■ What is expected ■
For this exercise, copy out each line of the material below that includes "Реквизиты".

-- Start Source data --

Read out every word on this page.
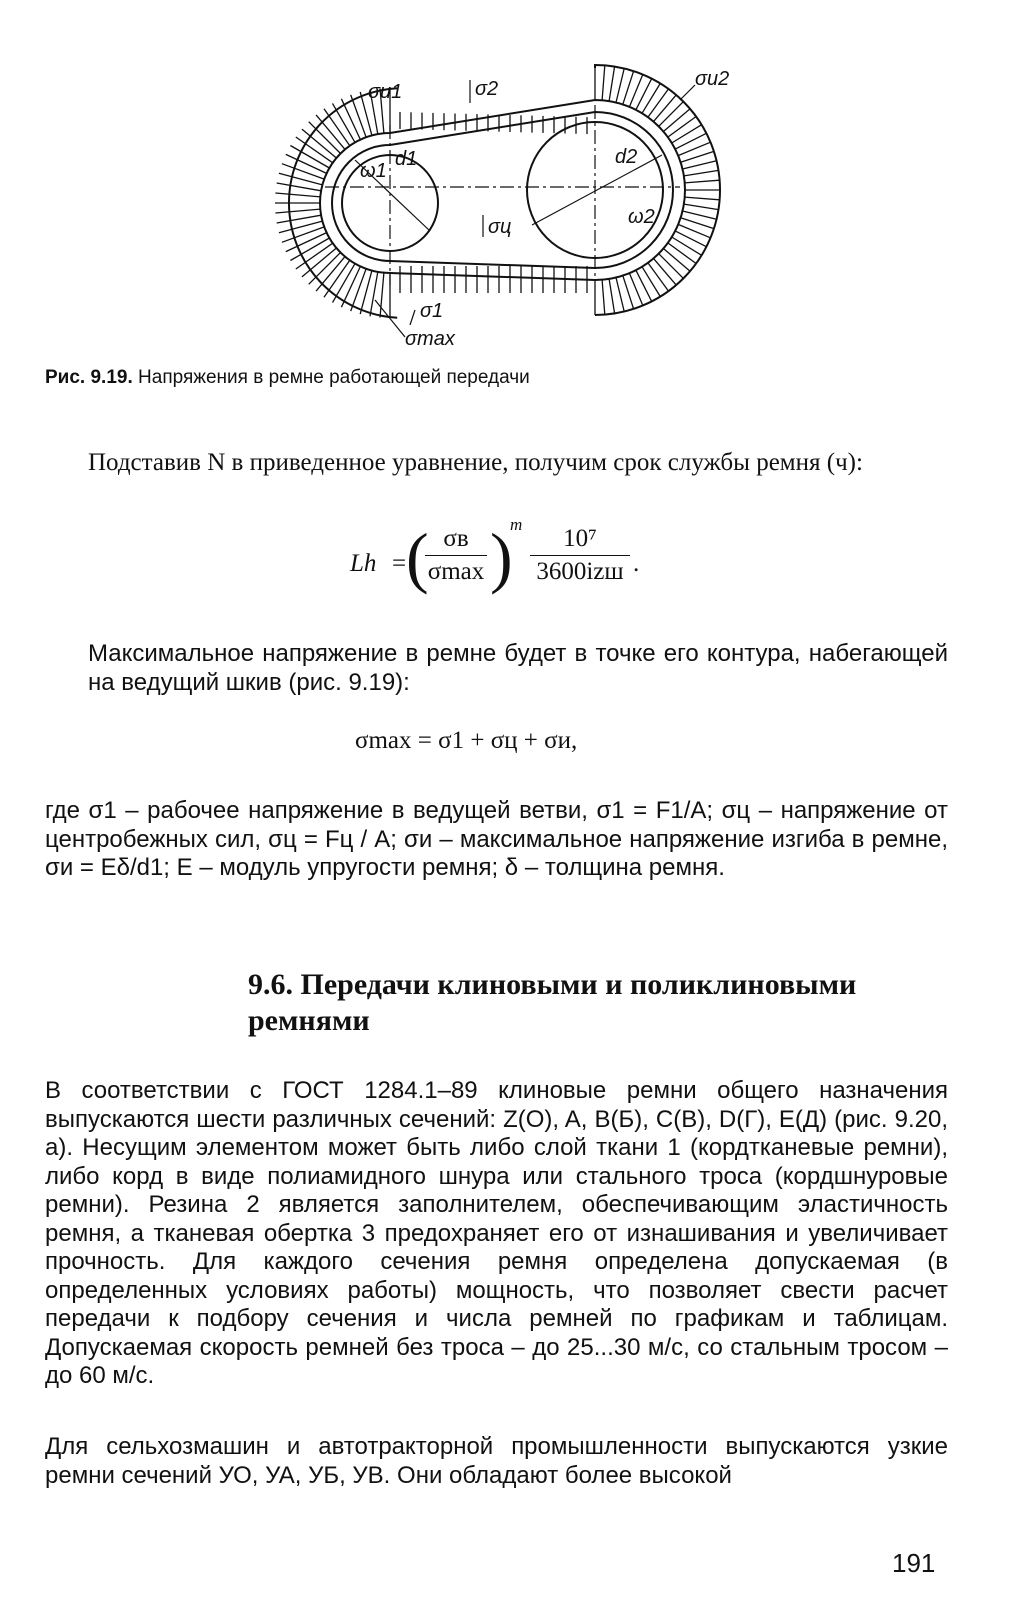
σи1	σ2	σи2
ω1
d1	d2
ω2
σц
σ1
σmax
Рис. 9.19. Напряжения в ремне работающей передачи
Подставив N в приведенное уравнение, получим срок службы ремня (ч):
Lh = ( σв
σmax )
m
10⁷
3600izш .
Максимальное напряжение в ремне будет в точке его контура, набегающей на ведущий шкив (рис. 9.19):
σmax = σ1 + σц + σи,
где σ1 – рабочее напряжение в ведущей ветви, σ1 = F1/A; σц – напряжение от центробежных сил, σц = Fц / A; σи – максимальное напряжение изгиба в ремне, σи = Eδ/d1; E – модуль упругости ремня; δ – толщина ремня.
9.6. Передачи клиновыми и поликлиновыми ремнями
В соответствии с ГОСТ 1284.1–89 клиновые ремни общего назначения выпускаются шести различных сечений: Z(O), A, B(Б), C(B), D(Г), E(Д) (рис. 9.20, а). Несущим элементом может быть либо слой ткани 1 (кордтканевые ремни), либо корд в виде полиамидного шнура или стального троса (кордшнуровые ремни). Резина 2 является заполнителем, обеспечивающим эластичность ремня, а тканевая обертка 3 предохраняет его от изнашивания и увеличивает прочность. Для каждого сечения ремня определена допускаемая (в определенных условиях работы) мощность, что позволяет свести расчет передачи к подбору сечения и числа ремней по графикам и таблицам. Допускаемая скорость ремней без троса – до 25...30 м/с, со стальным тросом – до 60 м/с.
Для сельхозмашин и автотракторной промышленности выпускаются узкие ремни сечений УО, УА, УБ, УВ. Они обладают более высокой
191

-- End Source data --
-- Start Source data --

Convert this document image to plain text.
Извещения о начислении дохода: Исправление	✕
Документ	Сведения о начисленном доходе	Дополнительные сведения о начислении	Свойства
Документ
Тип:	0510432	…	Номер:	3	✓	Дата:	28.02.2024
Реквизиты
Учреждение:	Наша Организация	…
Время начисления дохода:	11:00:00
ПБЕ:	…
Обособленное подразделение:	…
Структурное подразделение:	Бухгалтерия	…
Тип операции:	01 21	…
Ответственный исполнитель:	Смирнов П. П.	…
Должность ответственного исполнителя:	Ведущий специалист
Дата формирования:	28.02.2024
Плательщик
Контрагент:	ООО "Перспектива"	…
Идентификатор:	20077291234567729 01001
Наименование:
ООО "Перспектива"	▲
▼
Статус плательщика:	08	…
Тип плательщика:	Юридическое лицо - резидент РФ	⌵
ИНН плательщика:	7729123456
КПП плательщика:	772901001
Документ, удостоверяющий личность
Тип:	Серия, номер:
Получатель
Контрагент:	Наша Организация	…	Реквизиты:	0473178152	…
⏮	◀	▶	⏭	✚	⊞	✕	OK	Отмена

-- End Source data --
-- Start Source data --

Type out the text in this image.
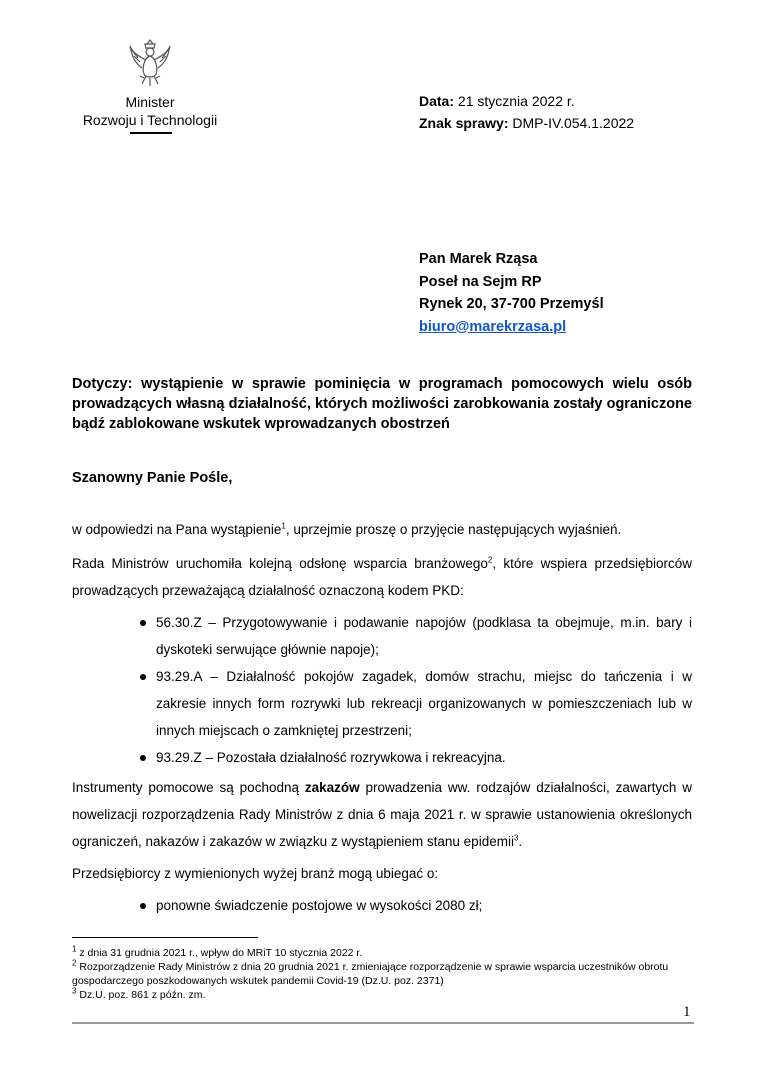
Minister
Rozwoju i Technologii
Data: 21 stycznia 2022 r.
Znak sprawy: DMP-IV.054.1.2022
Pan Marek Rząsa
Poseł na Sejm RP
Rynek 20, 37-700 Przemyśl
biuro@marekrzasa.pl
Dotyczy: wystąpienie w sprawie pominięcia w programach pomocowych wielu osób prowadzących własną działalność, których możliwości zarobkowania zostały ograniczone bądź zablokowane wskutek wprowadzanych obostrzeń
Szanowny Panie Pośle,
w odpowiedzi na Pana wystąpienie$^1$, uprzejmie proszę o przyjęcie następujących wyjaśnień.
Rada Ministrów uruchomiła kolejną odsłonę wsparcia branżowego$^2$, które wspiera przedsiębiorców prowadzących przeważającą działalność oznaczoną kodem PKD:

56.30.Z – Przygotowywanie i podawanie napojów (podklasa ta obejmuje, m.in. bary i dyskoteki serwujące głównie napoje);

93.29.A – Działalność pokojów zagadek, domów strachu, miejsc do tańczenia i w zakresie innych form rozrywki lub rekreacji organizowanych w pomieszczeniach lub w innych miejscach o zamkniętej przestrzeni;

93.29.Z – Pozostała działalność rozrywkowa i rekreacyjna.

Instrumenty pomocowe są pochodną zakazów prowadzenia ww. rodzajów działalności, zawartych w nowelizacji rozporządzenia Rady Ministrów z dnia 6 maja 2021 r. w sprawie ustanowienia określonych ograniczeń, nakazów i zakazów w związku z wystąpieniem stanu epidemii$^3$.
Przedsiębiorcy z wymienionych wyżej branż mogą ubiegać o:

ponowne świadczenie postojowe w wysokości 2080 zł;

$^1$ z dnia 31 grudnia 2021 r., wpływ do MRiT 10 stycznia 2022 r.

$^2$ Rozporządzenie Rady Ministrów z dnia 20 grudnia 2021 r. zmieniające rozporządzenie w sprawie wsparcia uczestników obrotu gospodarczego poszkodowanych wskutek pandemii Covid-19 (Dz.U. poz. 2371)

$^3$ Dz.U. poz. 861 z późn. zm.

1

-- End Source data --

■ The answer ■
Реквизиты
Контрагент:	Наша Организация	…	Реквизиты:	0473178152	…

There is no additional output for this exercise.